⟨
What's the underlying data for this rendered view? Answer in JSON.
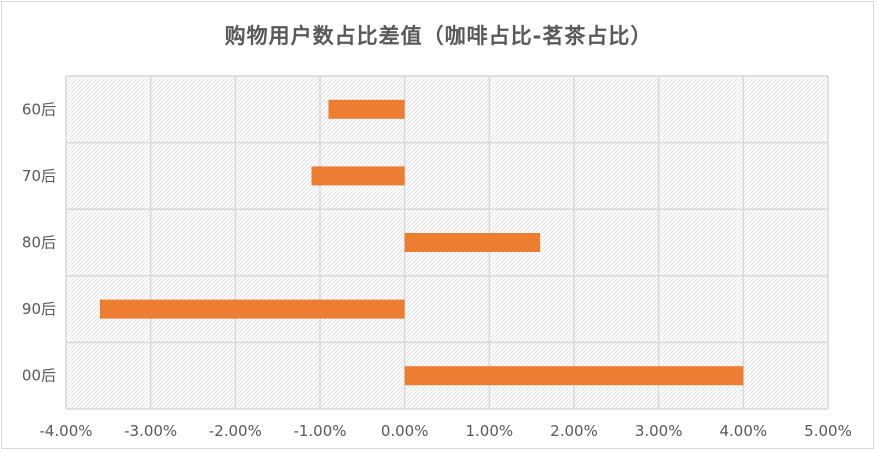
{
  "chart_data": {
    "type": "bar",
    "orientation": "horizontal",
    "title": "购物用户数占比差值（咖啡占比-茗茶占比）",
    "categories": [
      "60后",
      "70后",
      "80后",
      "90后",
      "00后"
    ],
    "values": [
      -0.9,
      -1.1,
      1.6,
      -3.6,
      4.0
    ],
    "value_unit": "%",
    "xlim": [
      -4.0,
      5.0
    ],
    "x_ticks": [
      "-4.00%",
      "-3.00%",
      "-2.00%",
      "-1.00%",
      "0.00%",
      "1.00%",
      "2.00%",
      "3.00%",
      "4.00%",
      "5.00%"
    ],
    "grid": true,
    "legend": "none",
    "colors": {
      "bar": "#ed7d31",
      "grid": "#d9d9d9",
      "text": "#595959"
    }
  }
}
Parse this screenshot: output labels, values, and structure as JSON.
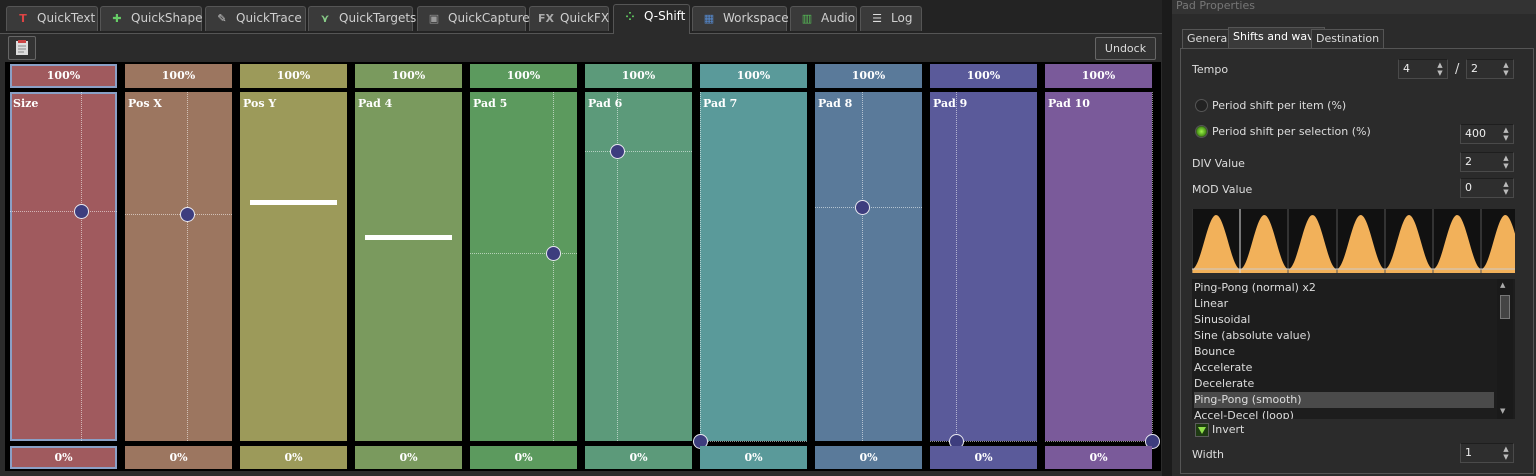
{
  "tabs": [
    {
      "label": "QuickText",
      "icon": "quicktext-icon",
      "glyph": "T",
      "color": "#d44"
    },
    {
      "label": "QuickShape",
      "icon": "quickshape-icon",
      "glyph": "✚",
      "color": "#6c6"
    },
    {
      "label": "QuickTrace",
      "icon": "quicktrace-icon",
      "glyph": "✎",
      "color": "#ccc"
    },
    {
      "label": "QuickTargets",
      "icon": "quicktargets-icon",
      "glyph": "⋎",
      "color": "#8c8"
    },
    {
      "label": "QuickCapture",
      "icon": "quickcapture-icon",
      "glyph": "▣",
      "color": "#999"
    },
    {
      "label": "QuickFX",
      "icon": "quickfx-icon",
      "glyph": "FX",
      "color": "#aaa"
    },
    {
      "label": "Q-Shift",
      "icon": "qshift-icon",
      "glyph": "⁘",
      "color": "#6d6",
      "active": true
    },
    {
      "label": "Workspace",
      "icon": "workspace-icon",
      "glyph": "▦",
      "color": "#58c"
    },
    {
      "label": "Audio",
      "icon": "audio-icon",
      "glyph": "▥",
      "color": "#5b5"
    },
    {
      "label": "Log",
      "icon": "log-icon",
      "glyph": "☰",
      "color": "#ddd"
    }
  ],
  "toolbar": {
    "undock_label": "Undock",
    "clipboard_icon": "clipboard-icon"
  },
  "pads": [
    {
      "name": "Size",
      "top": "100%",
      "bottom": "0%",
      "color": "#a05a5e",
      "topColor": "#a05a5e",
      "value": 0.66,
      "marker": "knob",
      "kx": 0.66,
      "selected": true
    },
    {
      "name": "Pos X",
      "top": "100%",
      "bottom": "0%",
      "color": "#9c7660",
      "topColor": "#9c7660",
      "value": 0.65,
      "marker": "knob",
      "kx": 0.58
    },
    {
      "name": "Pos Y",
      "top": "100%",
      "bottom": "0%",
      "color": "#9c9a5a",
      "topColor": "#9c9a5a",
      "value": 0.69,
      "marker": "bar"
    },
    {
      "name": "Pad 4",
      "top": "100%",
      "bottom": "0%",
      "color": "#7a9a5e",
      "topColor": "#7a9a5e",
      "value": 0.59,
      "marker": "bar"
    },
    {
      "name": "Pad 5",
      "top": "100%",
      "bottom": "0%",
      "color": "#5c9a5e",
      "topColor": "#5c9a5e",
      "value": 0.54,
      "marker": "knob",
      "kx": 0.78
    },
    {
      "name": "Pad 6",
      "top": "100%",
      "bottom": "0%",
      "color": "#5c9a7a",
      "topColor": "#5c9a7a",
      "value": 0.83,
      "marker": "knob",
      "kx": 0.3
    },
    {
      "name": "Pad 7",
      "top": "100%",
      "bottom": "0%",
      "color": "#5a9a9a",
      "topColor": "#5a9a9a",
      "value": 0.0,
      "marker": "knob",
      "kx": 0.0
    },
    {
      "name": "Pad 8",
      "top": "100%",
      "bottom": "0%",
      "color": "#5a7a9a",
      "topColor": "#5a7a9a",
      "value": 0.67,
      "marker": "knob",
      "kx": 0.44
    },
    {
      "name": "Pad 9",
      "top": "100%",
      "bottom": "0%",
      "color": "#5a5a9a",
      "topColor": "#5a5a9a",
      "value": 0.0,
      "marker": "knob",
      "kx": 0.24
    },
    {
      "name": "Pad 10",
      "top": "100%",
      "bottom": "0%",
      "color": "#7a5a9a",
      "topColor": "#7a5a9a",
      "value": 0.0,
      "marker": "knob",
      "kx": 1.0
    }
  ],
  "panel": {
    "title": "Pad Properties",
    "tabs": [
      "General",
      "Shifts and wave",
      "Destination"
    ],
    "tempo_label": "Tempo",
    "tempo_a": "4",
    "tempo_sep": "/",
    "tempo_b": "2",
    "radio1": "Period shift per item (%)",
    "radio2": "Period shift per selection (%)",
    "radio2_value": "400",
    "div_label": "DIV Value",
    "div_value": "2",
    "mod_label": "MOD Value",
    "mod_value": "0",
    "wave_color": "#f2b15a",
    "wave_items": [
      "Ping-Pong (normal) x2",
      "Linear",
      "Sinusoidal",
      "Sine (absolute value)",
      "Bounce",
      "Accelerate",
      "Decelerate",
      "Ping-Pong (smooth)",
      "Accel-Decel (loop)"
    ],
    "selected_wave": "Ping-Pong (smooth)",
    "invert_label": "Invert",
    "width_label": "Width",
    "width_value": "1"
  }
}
⟩
⟨
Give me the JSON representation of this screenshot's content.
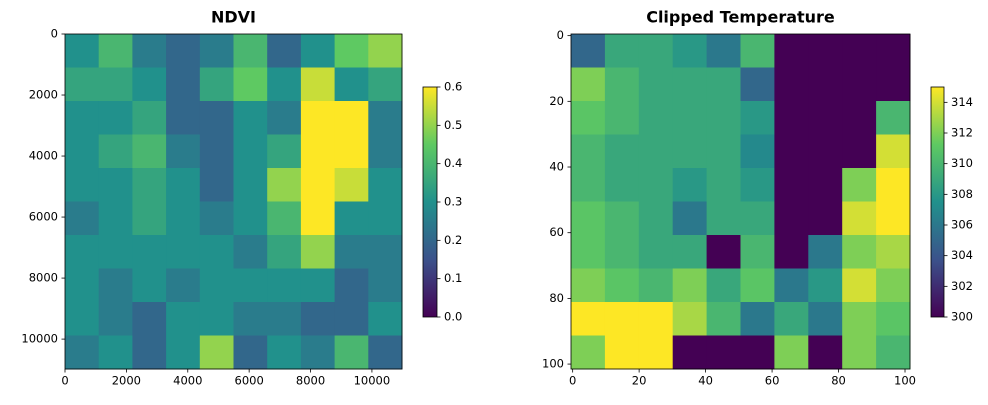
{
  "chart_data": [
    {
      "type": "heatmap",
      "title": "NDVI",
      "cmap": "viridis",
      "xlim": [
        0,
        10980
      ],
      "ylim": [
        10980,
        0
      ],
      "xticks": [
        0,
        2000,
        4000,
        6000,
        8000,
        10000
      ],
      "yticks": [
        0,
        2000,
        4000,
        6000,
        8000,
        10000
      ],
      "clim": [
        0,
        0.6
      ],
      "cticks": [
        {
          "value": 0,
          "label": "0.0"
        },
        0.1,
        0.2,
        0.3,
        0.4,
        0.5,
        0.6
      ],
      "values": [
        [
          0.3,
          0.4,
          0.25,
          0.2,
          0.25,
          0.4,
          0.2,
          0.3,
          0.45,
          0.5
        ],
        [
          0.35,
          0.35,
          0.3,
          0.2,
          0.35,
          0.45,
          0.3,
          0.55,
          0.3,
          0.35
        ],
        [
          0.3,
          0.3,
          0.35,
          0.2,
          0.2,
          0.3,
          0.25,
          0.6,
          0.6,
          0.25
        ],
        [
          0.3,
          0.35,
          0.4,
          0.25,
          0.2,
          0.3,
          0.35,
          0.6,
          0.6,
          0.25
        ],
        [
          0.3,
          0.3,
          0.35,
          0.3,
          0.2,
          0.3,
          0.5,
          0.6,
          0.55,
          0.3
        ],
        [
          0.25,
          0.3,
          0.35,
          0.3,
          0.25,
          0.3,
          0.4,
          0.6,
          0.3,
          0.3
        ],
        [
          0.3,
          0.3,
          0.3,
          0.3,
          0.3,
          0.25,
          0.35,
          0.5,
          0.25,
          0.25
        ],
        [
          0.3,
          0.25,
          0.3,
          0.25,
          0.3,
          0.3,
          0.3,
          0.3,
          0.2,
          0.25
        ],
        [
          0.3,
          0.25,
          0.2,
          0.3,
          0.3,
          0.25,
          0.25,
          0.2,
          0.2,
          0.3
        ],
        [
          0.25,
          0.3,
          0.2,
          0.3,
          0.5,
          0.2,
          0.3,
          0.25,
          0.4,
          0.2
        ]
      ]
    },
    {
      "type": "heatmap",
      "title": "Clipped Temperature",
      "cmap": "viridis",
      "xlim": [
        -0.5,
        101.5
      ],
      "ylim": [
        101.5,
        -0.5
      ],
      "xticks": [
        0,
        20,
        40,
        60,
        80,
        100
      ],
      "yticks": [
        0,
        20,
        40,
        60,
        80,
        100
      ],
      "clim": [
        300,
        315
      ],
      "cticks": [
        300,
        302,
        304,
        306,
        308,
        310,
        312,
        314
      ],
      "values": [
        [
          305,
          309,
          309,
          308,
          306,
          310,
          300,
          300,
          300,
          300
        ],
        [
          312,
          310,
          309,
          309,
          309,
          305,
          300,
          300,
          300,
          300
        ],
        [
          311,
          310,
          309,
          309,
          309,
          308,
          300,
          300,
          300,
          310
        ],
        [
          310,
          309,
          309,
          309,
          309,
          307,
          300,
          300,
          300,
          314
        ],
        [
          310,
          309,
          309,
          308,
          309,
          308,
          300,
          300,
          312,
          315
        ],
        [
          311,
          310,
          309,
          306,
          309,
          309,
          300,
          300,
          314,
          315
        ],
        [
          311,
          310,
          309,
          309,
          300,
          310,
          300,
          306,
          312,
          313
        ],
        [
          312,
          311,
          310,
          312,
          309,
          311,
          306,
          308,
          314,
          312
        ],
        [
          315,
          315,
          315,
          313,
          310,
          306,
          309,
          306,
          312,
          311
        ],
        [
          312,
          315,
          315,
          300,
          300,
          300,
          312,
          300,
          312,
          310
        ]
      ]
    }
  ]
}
⟩
Go through the records line by line and count those containing the string "Period". Give only the total.

2